**Problems and tasks**
#1 Rewrite the paragraph of the forum post that begins "I'll tell you what though" in a shorter form, keeping its main points.
#2 In the forum post, swap "amusement park rides" for "roller coasters" and give the passage from "If your incident" up to and including "(Sep 11, 2010)".

**Text extract**
= = = = = = =

I hate to say what the moral of this story is. :censored:

I'll tell you what though. By living around here I'm never surprised by people any more. Never. So many crazy things happen around here than it startles me when people are not up to crazy things or just absolutely nothing at all to stay out of it all. 

If your incident would have happened to me, I would have just said to myself, "Yup, that figures. :censored: I suppose I'll have to set up a 'how to be a responsible person class' when I get out." I would have gone over there like an anvil and a hammer, and done some kind of straightening out that had never been seen by her likes before nor his. It would have all been legal, but the proper influence would have bleed through the vale of ignorance. 

Part of life IS keeping people on the path of responsible use of their rights. I'm sure she felt great and dandy about how she could just do some talking, and send you to jail. :greenchainsaw:

Some days are like amusement park rides, and some people can't help but send you on one.


----------



## jefflovstrom (Sep 11, 2010)

ForTheAction said:


> I hate to say what the moral of this story is. :censored:
> 
> I'll tell you what though. By living around here I'm never surprised by people any more. Never. So many crazy things happen around here than it startles me when people are not up to crazy things or just absolutely nothing at all to stay out of it all.
> 
> ...

= = = = = = =

**Recorded information**

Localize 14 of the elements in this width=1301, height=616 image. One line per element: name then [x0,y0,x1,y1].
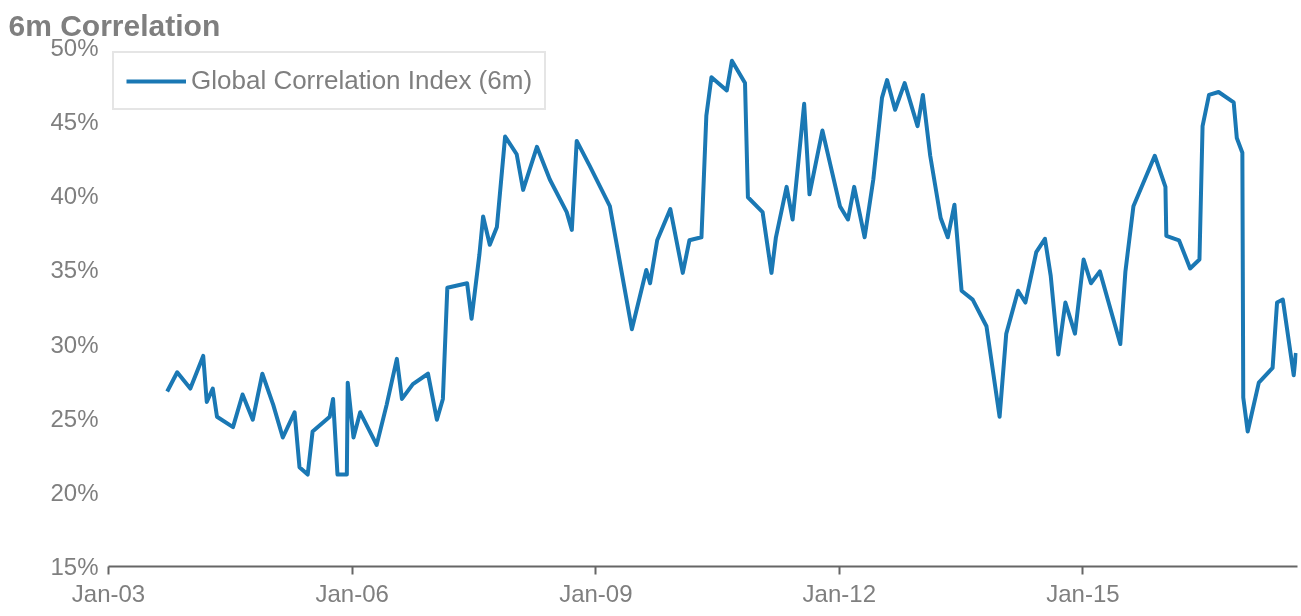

= = = = = = =

**Answer list**
#1 Living around here, the writer is never surprised by people anymore. So many crazy things happen that it is startling when people are not up to something crazy, or do nothing at all to stay out of it.

#2
If your incident would have happened to me, I would have just said to myself, "Yup, that figures. :censored: I suppose I'll have to set up a 'how to be a responsible person class' when I get out." I would have gone over there like an anvil and a hammer, and done some kind of straightening out that had never been seen by her likes before nor his. It would have all been legal, but the proper influence would have bleed through the vale of ignorance. 

Part of life IS keeping people on the path of responsible use of their rights. I'm sure she felt great and dandy about how she could just do some talking, and send you to jail. :greenchainsaw:

Some days are like roller coasters, and some people can't help but send you on one.


----------



## jefflovstrom (Sep 11, 2010)